— BEGIN —

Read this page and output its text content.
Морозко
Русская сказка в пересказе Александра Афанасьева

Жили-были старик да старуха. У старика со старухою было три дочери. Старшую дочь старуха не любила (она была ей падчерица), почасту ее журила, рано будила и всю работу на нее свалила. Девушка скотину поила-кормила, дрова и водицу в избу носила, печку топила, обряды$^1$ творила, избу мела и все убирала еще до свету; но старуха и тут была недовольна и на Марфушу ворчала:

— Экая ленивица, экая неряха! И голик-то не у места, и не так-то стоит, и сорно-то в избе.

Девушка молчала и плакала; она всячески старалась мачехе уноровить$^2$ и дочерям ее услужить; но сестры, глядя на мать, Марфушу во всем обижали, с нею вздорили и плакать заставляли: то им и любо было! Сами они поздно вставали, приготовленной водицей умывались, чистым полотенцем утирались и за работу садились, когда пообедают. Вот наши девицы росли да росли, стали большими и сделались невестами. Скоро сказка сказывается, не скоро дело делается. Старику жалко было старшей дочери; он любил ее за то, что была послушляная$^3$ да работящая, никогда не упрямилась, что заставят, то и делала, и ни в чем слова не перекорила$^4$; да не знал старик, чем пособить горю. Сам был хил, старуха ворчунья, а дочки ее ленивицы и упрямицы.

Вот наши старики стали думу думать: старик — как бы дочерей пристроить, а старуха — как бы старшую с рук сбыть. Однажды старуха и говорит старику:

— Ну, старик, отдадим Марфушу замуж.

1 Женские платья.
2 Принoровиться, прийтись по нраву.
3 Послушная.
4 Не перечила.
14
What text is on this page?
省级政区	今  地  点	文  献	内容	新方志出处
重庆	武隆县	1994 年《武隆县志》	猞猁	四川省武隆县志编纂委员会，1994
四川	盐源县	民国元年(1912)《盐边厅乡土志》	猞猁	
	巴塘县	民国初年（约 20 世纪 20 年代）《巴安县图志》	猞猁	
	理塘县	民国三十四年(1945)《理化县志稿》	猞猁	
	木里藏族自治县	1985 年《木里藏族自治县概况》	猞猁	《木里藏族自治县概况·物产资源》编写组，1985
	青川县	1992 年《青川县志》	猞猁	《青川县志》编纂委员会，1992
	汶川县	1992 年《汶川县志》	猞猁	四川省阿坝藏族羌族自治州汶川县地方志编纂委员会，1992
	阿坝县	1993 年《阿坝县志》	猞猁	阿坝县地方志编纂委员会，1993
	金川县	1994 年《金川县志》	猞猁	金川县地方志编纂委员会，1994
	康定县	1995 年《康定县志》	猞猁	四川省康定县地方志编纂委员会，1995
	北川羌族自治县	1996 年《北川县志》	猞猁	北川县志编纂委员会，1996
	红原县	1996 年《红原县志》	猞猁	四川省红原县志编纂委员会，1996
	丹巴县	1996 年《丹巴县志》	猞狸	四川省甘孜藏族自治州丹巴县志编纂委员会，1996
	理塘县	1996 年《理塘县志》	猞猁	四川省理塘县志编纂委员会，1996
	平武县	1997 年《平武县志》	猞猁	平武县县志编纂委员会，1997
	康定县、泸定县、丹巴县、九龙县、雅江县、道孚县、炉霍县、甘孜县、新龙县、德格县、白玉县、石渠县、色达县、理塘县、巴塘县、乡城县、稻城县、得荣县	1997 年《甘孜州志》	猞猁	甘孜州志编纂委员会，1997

— END —

#### [EXERCISE AIM]
Retype the records in full. Keep every line identical to the original.

#### [ANSWER TO THE PROBLEM]
Read this page and output its text content.
Морозко
Русская сказка в пересказе Александра Афанасьева

Жили-были старик да старуха. У старика со старухою было три дочери. Старшую дочь старуха не любила (она была ей падчерица), почасту ее журила, рано будила и всю работу на нее свалила. Девушка скотину поила-кормила, дрова и водицу в избу носила, печку топила, обряды$^1$ творила, избу мела и все убирала еще до свету; но старуха и тут была недовольна и на Марфушу ворчала:

— Экая ленивица, экая неряха! И голик-то не у места, и не так-то стоит, и сорно-то в избе.

Девушка молчала и плакала; она всячески старалась мачехе уноровить$^2$ и дочерям ее услужить; но сестры, глядя на мать, Марфушу во всем обижали, с нею вздорили и плакать заставляли: то им и любо было! Сами они поздно вставали, приготовленной водицей умывались, чистым полотенцем утирались и за работу садились, когда пообедают. Вот наши девицы росли да росли, стали большими и сделались невестами. Скоро сказка сказывается, не скоро дело делается. Старику жалко было старшей дочери; он любил ее за то, что была послушляная$^3$ да работящая, никогда не упрямилась, что заставят, то и делала, и ни в чем слова не перекорила$^4$; да не знал старик, чем пособить горю. Сам был хил, старуха ворчунья, а дочки ее ленивицы и упрямицы.

Вот наши старики стали думу думать: старик — как бы дочерей пристроить, а старуха — как бы старшую с рук сбыть. Однажды старуха и говорит старику:

— Ну, старик, отдадим Марфушу замуж.

1 Женские платья.
2 Принoровиться, прийтись по нраву.
3 Послушная.
4 Не перечила.
14
What text is on this page?
省级政区	今  地  点	文  献	内容	新方志出处
重庆	武隆县	1994 年《武隆县志》	猞猁	四川省武隆县志编纂委员会，1994
四川	盐源县	民国元年(1912)《盐边厅乡土志》	猞猁	
	巴塘县	民国初年（约 20 世纪 20 年代）《巴安县图志》	猞猁	
	理塘县	民国三十四年(1945)《理化县志稿》	猞猁	
	木里藏族自治县	1985 年《木里藏族自治县概况》	猞猁	《木里藏族自治县概况·物产资源》编写组，1985
	青川县	1992 年《青川县志》	猞猁	《青川县志》编纂委员会，1992
	汶川县	1992 年《汶川县志》	猞猁	四川省阿坝藏族羌族自治州汶川县地方志编纂委员会，1992
	阿坝县	1993 年《阿坝县志》	猞猁	阿坝县地方志编纂委员会，1993
	金川县	1994 年《金川县志》	猞猁	金川县地方志编纂委员会，1994
	康定县	1995 年《康定县志》	猞猁	四川省康定县地方志编纂委员会，1995
	北川羌族自治县	1996 年《北川县志》	猞猁	北川县志编纂委员会，1996
	红原县	1996 年《红原县志》	猞猁	四川省红原县志编纂委员会，1996
	丹巴县	1996 年《丹巴县志》	猞狸	四川省甘孜藏族自治州丹巴县志编纂委员会，1996
	理塘县	1996 年《理塘县志》	猞猁	四川省理塘县志编纂委员会，1996
	平武县	1997 年《平武县志》	猞猁	平武县县志编纂委员会，1997
	康定县、泸定县、丹巴县、九龙县、雅江县、道孚县、炉霍县、甘孜县、新龙县、德格县、白玉县、石渠县、色达县、理塘县、巴塘县、乡城县、稻城县、得荣县	1997 年《甘孜州志》	猞猁	甘孜州志编纂委员会，1997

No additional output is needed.